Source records

######

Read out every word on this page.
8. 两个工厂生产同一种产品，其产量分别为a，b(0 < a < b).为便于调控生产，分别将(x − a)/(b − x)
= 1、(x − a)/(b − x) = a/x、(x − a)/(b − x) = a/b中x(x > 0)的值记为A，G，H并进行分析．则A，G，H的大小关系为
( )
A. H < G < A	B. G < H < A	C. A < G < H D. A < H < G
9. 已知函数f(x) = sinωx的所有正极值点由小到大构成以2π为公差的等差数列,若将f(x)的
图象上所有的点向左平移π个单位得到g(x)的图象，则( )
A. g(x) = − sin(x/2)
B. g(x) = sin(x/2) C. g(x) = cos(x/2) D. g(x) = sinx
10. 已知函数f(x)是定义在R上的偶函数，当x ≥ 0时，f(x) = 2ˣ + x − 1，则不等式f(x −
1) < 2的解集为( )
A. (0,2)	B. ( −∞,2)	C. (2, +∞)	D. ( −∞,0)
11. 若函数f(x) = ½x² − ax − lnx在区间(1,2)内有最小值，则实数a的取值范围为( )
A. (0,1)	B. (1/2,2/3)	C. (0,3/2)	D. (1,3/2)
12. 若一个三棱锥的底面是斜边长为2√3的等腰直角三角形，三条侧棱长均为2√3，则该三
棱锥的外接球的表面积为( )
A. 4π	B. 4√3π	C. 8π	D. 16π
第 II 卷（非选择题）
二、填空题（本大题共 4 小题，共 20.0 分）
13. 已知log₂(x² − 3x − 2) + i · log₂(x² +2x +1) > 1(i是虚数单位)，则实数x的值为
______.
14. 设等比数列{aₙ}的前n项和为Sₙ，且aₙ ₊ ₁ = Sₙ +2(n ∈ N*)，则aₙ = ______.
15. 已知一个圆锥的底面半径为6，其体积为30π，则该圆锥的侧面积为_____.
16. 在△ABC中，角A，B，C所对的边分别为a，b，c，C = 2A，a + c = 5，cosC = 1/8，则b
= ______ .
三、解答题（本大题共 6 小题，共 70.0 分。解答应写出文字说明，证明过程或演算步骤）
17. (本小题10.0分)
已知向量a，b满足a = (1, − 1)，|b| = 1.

######

■ Set exercise:
Within the material above, find the lines that contain the word "本大题共"; copy them.

■ Result for this exercise:
二、填空题（本大题共 4 小题，共 20.0 分）
三、解答题（本大题共 6 小题，共 70.0 分。解答应写出文字说明，证明过程或演算步骤）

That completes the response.